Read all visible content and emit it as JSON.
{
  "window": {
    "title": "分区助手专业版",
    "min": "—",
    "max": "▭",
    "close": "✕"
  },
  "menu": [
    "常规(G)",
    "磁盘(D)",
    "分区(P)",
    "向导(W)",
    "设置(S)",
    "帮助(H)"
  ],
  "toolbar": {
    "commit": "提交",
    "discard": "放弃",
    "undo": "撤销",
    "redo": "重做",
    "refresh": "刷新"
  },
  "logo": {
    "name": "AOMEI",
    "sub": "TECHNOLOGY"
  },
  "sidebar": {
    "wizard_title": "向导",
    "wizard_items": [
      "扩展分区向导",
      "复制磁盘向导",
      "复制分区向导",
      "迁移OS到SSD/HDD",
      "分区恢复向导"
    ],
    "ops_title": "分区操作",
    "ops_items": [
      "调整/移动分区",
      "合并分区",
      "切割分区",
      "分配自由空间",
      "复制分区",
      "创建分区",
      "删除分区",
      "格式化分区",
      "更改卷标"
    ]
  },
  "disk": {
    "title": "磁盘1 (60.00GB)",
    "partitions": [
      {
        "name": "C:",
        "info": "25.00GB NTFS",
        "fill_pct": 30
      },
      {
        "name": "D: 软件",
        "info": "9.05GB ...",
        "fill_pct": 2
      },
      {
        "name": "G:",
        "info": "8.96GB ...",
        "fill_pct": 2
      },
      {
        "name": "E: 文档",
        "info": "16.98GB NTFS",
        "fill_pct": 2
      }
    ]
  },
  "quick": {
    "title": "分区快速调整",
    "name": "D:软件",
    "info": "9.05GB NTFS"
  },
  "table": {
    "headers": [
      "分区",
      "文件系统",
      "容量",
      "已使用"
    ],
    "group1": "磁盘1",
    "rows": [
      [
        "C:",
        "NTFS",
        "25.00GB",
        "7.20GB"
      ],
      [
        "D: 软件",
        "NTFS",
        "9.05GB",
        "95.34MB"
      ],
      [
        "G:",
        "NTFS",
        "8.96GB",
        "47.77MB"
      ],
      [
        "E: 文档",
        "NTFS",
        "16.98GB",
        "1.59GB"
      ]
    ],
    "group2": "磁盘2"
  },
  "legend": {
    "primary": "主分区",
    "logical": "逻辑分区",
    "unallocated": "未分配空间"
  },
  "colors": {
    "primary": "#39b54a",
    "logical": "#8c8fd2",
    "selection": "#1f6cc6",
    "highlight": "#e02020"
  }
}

_Task details:_ Using the entries above, tally how many lines have the word "info" in them; write the number and nothing more.

_Reply:_ 5